** start of Data lines **

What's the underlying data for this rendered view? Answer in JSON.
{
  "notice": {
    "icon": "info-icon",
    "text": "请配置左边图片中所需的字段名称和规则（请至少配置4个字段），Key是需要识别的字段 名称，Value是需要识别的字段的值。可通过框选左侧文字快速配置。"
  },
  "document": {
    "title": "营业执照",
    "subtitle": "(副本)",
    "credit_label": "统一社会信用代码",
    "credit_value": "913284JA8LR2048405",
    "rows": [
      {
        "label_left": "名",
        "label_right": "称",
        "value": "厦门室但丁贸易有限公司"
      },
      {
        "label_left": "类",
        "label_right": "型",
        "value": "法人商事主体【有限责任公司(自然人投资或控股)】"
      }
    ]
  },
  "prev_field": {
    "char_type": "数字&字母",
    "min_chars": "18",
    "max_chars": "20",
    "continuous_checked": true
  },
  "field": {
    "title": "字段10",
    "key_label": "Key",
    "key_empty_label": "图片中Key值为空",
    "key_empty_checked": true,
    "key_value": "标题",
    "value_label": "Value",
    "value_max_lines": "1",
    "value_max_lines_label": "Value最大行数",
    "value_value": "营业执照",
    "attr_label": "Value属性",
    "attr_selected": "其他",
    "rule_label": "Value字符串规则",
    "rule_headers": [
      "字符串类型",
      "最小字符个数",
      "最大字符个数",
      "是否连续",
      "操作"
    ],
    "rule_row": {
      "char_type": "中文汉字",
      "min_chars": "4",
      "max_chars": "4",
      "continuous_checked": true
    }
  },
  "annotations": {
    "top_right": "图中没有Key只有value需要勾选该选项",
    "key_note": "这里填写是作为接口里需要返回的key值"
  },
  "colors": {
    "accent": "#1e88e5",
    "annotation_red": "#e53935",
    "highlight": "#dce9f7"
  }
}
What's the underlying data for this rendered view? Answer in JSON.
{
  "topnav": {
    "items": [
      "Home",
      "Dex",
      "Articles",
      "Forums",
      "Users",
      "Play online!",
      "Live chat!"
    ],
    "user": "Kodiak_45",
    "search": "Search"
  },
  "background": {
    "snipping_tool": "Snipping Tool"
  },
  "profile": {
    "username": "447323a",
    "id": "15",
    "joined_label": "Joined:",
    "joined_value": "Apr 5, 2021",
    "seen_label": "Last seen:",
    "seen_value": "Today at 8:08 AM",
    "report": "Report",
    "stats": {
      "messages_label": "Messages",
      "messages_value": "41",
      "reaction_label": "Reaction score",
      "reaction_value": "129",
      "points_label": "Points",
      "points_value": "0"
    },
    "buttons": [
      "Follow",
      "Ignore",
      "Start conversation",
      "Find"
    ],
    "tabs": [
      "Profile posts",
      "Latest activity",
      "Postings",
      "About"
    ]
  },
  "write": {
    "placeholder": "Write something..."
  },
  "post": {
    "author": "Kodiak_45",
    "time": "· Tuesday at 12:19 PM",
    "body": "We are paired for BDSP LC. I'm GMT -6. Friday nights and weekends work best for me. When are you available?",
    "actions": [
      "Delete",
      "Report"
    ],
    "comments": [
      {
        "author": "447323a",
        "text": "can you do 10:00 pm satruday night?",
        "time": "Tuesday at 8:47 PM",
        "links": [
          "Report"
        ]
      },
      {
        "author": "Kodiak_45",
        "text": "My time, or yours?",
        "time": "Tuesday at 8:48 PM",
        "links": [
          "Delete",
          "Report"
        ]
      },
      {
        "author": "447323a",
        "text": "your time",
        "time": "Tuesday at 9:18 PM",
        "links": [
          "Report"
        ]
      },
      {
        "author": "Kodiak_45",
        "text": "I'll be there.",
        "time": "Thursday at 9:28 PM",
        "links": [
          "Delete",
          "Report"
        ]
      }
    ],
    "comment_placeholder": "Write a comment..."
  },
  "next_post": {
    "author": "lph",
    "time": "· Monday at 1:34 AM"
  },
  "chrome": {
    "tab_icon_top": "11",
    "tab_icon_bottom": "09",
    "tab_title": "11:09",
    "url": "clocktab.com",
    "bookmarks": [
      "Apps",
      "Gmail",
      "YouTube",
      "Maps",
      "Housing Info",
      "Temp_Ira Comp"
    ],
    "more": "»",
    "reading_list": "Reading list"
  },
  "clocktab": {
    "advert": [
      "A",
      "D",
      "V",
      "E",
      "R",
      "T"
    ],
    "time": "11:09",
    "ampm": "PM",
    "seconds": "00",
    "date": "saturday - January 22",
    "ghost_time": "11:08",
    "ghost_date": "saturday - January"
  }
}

** end of Data lines **

Short problem: Every entry should be printed again exactly as it stands.

Answer to the exercise:
What's the underlying data for this rendered view? Answer in JSON.
{
  "notice": {
    "icon": "info-icon",
    "text": "请配置左边图片中所需的字段名称和规则（请至少配置4个字段），Key是需要识别的字段 名称，Value是需要识别的字段的值。可通过框选左侧文字快速配置。"
  },
  "document": {
    "title": "营业执照",
    "subtitle": "(副本)",
    "credit_label": "统一社会信用代码",
    "credit_value": "913284JA8LR2048405",
    "rows": [
      {
        "label_left": "名",
        "label_right": "称",
        "value": "厦门室但丁贸易有限公司"
      },
      {
        "label_left": "类",
        "label_right": "型",
        "value": "法人商事主体【有限责任公司(自然人投资或控股)】"
      }
    ]
  },
  "prev_field": {
    "char_type": "数字&字母",
    "min_chars": "18",
    "max_chars": "20",
    "continuous_checked": true
  },
  "field": {
    "title": "字段10",
    "key_label": "Key",
    "key_empty_label": "图片中Key值为空",
    "key_empty_checked": true,
    "key_value": "标题",
    "value_label": "Value",
    "value_max_lines": "1",
    "value_max_lines_label": "Value最大行数",
    "value_value": "营业执照",
    "attr_label": "Value属性",
    "attr_selected": "其他",
    "rule_label": "Value字符串规则",
    "rule_headers": [
      "字符串类型",
      "最小字符个数",
      "最大字符个数",
      "是否连续",
      "操作"
    ],
    "rule_row": {
      "char_type": "中文汉字",
      "min_chars": "4",
      "max_chars": "4",
      "continuous_checked": true
    }
  },
  "annotations": {
    "top_right": "图中没有Key只有value需要勾选该选项",
    "key_note": "这里填写是作为接口里需要返回的key值"
  },
  "colors": {
    "accent": "#1e88e5",
    "annotation_red": "#e53935",
    "highlight": "#dce9f7"
  }
}
What's the underlying data for this rendered view? Answer in JSON.
{
  "topnav": {
    "items": [
      "Home",
      "Dex",
      "Articles",
      "Forums",
      "Users",
      "Play online!",
      "Live chat!"
    ],
    "user": "Kodiak_45",
    "search": "Search"
  },
  "background": {
    "snipping_tool": "Snipping Tool"
  },
  "profile": {
    "username": "447323a",
    "id": "15",
    "joined_label": "Joined:",
    "joined_value": "Apr 5, 2021",
    "seen_label": "Last seen:",
    "seen_value": "Today at 8:08 AM",
    "report": "Report",
    "stats": {
      "messages_label": "Messages",
      "messages_value": "41",
      "reaction_label": "Reaction score",
      "reaction_value": "129",
      "points_label": "Points",
      "points_value": "0"
    },
    "buttons": [
      "Follow",
      "Ignore",
      "Start conversation",
      "Find"
    ],
    "tabs": [
      "Profile posts",
      "Latest activity",
      "Postings",
      "About"
    ]
  },
  "write": {
    "placeholder": "Write something..."
  },
  "post": {
    "author": "Kodiak_45",
    "time": "· Tuesday at 12:19 PM",
    "body": "We are paired for BDSP LC. I'm GMT -6. Friday nights and weekends work best for me. When are you available?",
    "actions": [
      "Delete",
      "Report"
    ],
    "comments": [
      {
        "author": "447323a",
        "text": "can you do 10:00 pm satruday night?",
        "time": "Tuesday at 8:47 PM",
        "links": [
          "Report"
        ]
      },
      {
        "author": "Kodiak_45",
        "text": "My time, or yours?",
        "time": "Tuesday at 8:48 PM",
        "links": [
          "Delete",
          "Report"
        ]
      },
      {
        "author": "447323a",
        "text": "your time",
        "time": "Tuesday at 9:18 PM",
        "links": [
          "Report"
        ]
      },
      {
        "author": "Kodiak_45",
        "text": "I'll be there.",
        "time": "Thursday at 9:28 PM",
        "links": [
          "Delete",
          "Report"
        ]
      }
    ],
    "comment_placeholder": "Write a comment..."
  },
  "next_post": {
    "author": "lph",
    "time": "· Monday at 1:34 AM"
  },
  "chrome": {
    "tab_icon_top": "11",
    "tab_icon_bottom": "09",
    "tab_title": "11:09",
    "url": "clocktab.com",
    "bookmarks": [
      "Apps",
      "Gmail",
      "YouTube",
      "Maps",
      "Housing Info",
      "Temp_Ira Comp"
    ],
    "more": "»",
    "reading_list": "Reading list"
  },
  "clocktab": {
    "advert": [
      "A",
      "D",
      "V",
      "E",
      "R",
      "T"
    ],
    "time": "11:09",
    "ampm": "PM",
    "seconds": "00",
    "date": "saturday - January 22",
    "ghost_time": "11:08",
    "ghost_date": "saturday - January"
  }
}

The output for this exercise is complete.